[Excerpts from a figure dataset]
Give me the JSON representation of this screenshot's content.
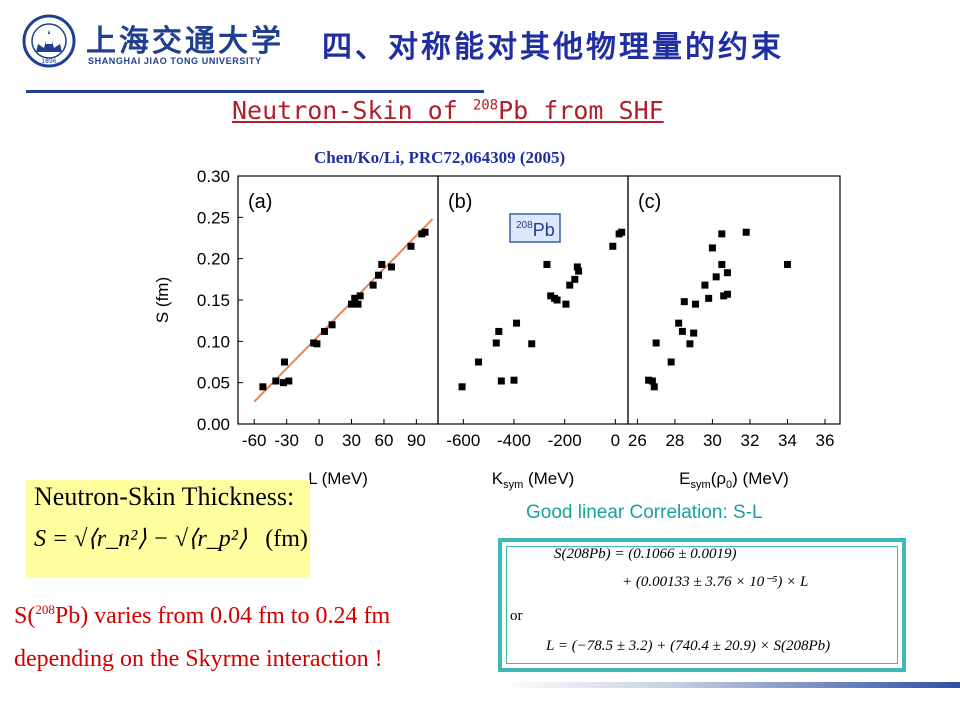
{
  "header": {
    "logo_cn": "上海交通大学",
    "logo_en": "SHANGHAI JIAO TONG UNIVERSITY",
    "logo_year": "1896",
    "title": "四、对称能对其他物理量的约束"
  },
  "subtitle": {
    "pre": "Neutron-Skin of ",
    "sup": "208",
    "post": "Pb from SHF"
  },
  "citation": "Chen/Ko/Li, PRC72,064309 (2005)",
  "chart_data": [
    {
      "type": "scatter",
      "panel_label": "(a)",
      "xlabel": "L (MeV)",
      "ylabel": "S (fm)",
      "xlim": [
        -75,
        110
      ],
      "ylim": [
        0.0,
        0.3
      ],
      "xticks": [
        -60,
        -30,
        0,
        30,
        60,
        90
      ],
      "yticks": [
        0.0,
        0.05,
        0.1,
        0.15,
        0.2,
        0.25,
        0.3
      ],
      "points": [
        [
          -52,
          0.045
        ],
        [
          -40,
          0.052
        ],
        [
          -33,
          0.05
        ],
        [
          -32,
          0.075
        ],
        [
          -28,
          0.052
        ],
        [
          -5,
          0.098
        ],
        [
          -2,
          0.097
        ],
        [
          5,
          0.112
        ],
        [
          12,
          0.12
        ],
        [
          30,
          0.145
        ],
        [
          33,
          0.152
        ],
        [
          36,
          0.145
        ],
        [
          38,
          0.155
        ],
        [
          50,
          0.168
        ],
        [
          55,
          0.18
        ],
        [
          58,
          0.193
        ],
        [
          67,
          0.19
        ],
        [
          85,
          0.215
        ],
        [
          95,
          0.23
        ],
        [
          98,
          0.232
        ]
      ],
      "fit_line": {
        "color": "#e8855a",
        "x": [
          -60,
          105
        ],
        "y": [
          0.027,
          0.248
        ]
      }
    },
    {
      "type": "scatter",
      "panel_label": "(b)",
      "inset_label": "208Pb",
      "xlabel": "Ksym (MeV)",
      "xlim": [
        -700,
        50
      ],
      "ylim": [
        0.0,
        0.3
      ],
      "xticks": [
        -600,
        -400,
        -200,
        0
      ],
      "points": [
        [
          -605,
          0.045
        ],
        [
          -540,
          0.075
        ],
        [
          -470,
          0.098
        ],
        [
          -460,
          0.112
        ],
        [
          -450,
          0.052
        ],
        [
          -400,
          0.053
        ],
        [
          -390,
          0.122
        ],
        [
          -330,
          0.097
        ],
        [
          -270,
          0.193
        ],
        [
          -255,
          0.155
        ],
        [
          -240,
          0.152
        ],
        [
          -230,
          0.15
        ],
        [
          -195,
          0.145
        ],
        [
          -180,
          0.168
        ],
        [
          -160,
          0.175
        ],
        [
          -150,
          0.19
        ],
        [
          -145,
          0.185
        ],
        [
          -10,
          0.215
        ],
        [
          15,
          0.23
        ],
        [
          25,
          0.232
        ]
      ]
    },
    {
      "type": "scatter",
      "panel_label": "(c)",
      "xlabel": "Esym(ρ0) (MeV)",
      "xlim": [
        25.5,
        36.8
      ],
      "ylim": [
        0.0,
        0.3
      ],
      "xticks": [
        26,
        28,
        30,
        32,
        34,
        36
      ],
      "points": [
        [
          26.6,
          0.053
        ],
        [
          26.8,
          0.052
        ],
        [
          26.9,
          0.045
        ],
        [
          27.0,
          0.098
        ],
        [
          27.8,
          0.075
        ],
        [
          28.2,
          0.122
        ],
        [
          28.4,
          0.112
        ],
        [
          28.5,
          0.148
        ],
        [
          28.8,
          0.097
        ],
        [
          29.0,
          0.11
        ],
        [
          29.1,
          0.145
        ],
        [
          29.6,
          0.168
        ],
        [
          29.8,
          0.152
        ],
        [
          30.0,
          0.213
        ],
        [
          30.2,
          0.178
        ],
        [
          30.5,
          0.193
        ],
        [
          30.6,
          0.155
        ],
        [
          30.8,
          0.183
        ],
        [
          31.8,
          0.232
        ],
        [
          30.5,
          0.23
        ],
        [
          34.0,
          0.193
        ],
        [
          30.8,
          0.157
        ]
      ]
    }
  ],
  "skin_box": {
    "title": "Neutron-Skin Thickness:",
    "eq": "S = √⟨r_n²⟩ − √⟨r_p²⟩",
    "eq_unit": "(fm)"
  },
  "varies": {
    "line1_pre": "S(",
    "line1_sup": "208",
    "line1_post": "Pb) varies from 0.04 fm to 0.24 fm",
    "line2": "depending on the Skyrme interaction !"
  },
  "correlation": "Good linear Correlation: S-L",
  "fit": {
    "line1": "S(208Pb) = (0.1066 ± 0.0019)",
    "line2": "+ (0.00133 ± 3.76 × 10⁻⁵) × L",
    "or": "or",
    "line3": "L = (−78.5 ± 3.2) + (740.4 ± 20.9) × S(208Pb)"
  },
  "colors": {
    "title_blue": "#1f2ea0",
    "subtitle_red": "#b0202a",
    "correlation_teal": "#1aa0a0",
    "fit_line_orange": "#e8855a",
    "highlight_yellow": "#ffffa0"
  }
}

SET TASK | Return to the listing above and set it down exactly, leaving out its pictures.

EXERCISE ANSWER |
Give me the JSON representation of this screenshot's content.
{
  "header": {
    "logo_cn": "上海交通大学",
    "logo_en": "SHANGHAI JIAO TONG UNIVERSITY",
    "logo_year": "1896",
    "title": "四、对称能对其他物理量的约束"
  },
  "subtitle": {
    "pre": "Neutron-Skin of ",
    "sup": "208",
    "post": "Pb from SHF"
  },
  "citation": "Chen/Ko/Li, PRC72,064309 (2005)",
  "chart_data": [
    {
      "type": "scatter",
      "panel_label": "(a)",
      "xlabel": "L (MeV)",
      "ylabel": "S (fm)",
      "xlim": [
        -75,
        110
      ],
      "ylim": [
        0.0,
        0.3
      ],
      "xticks": [
        -60,
        -30,
        0,
        30,
        60,
        90
      ],
      "yticks": [
        0.0,
        0.05,
        0.1,
        0.15,
        0.2,
        0.25,
        0.3
      ],
      "points": [
        [
          -52,
          0.045
        ],
        [
          -40,
          0.052
        ],
        [
          -33,
          0.05
        ],
        [
          -32,
          0.075
        ],
        [
          -28,
          0.052
        ],
        [
          -5,
          0.098
        ],
        [
          -2,
          0.097
        ],
        [
          5,
          0.112
        ],
        [
          12,
          0.12
        ],
        [
          30,
          0.145
        ],
        [
          33,
          0.152
        ],
        [
          36,
          0.145
        ],
        [
          38,
          0.155
        ],
        [
          50,
          0.168
        ],
        [
          55,
          0.18
        ],
        [
          58,
          0.193
        ],
        [
          67,
          0.19
        ],
        [
          85,
          0.215
        ],
        [
          95,
          0.23
        ],
        [
          98,
          0.232
        ]
      ],
      "fit_line": {
        "color": "#e8855a",
        "x": [
          -60,
          105
        ],
        "y": [
          0.027,
          0.248
        ]
      }
    },
    {
      "type": "scatter",
      "panel_label": "(b)",
      "inset_label": "208Pb",
      "xlabel": "Ksym (MeV)",
      "xlim": [
        -700,
        50
      ],
      "ylim": [
        0.0,
        0.3
      ],
      "xticks": [
        -600,
        -400,
        -200,
        0
      ],
      "points": [
        [
          -605,
          0.045
        ],
        [
          -540,
          0.075
        ],
        [
          -470,
          0.098
        ],
        [
          -460,
          0.112
        ],
        [
          -450,
          0.052
        ],
        [
          -400,
          0.053
        ],
        [
          -390,
          0.122
        ],
        [
          -330,
          0.097
        ],
        [
          -270,
          0.193
        ],
        [
          -255,
          0.155
        ],
        [
          -240,
          0.152
        ],
        [
          -230,
          0.15
        ],
        [
          -195,
          0.145
        ],
        [
          -180,
          0.168
        ],
        [
          -160,
          0.175
        ],
        [
          -150,
          0.19
        ],
        [
          -145,
          0.185
        ],
        [
          -10,
          0.215
        ],
        [
          15,
          0.23
        ],
        [
          25,
          0.232
        ]
      ]
    },
    {
      "type": "scatter",
      "panel_label": "(c)",
      "xlabel": "Esym(ρ0) (MeV)",
      "xlim": [
        25.5,
        36.8
      ],
      "ylim": [
        0.0,
        0.3
      ],
      "xticks": [
        26,
        28,
        30,
        32,
        34,
        36
      ],
      "points": [
        [
          26.6,
          0.053
        ],
        [
          26.8,
          0.052
        ],
        [
          26.9,
          0.045
        ],
        [
          27.0,
          0.098
        ],
        [
          27.8,
          0.075
        ],
        [
          28.2,
          0.122
        ],
        [
          28.4,
          0.112
        ],
        [
          28.5,
          0.148
        ],
        [
          28.8,
          0.097
        ],
        [
          29.0,
          0.11
        ],
        [
          29.1,
          0.145
        ],
        [
          29.6,
          0.168
        ],
        [
          29.8,
          0.152
        ],
        [
          30.0,
          0.213
        ],
        [
          30.2,
          0.178
        ],
        [
          30.5,
          0.193
        ],
        [
          30.6,
          0.155
        ],
        [
          30.8,
          0.183
        ],
        [
          31.8,
          0.232
        ],
        [
          30.5,
          0.23
        ],
        [
          34.0,
          0.193
        ],
        [
          30.8,
          0.157
        ]
      ]
    }
  ],
  "skin_box": {
    "title": "Neutron-Skin Thickness:",
    "eq": "S = √⟨r_n²⟩ − √⟨r_p²⟩",
    "eq_unit": "(fm)"
  },
  "varies": {
    "line1_pre": "S(",
    "line1_sup": "208",
    "line1_post": "Pb) varies from 0.04 fm to 0.24 fm",
    "line2": "depending on the Skyrme interaction !"
  },
  "correlation": "Good linear Correlation: S-L",
  "fit": {
    "line1": "S(208Pb) = (0.1066 ± 0.0019)",
    "line2": "+ (0.00133 ± 3.76 × 10⁻⁵) × L",
    "or": "or",
    "line3": "L = (−78.5 ± 3.2) + (740.4 ± 20.9) × S(208Pb)"
  },
  "colors": {
    "title_blue": "#1f2ea0",
    "subtitle_red": "#b0202a",
    "correlation_teal": "#1aa0a0",
    "fit_line_orange": "#e8855a",
    "highlight_yellow": "#ffffa0"
  }
}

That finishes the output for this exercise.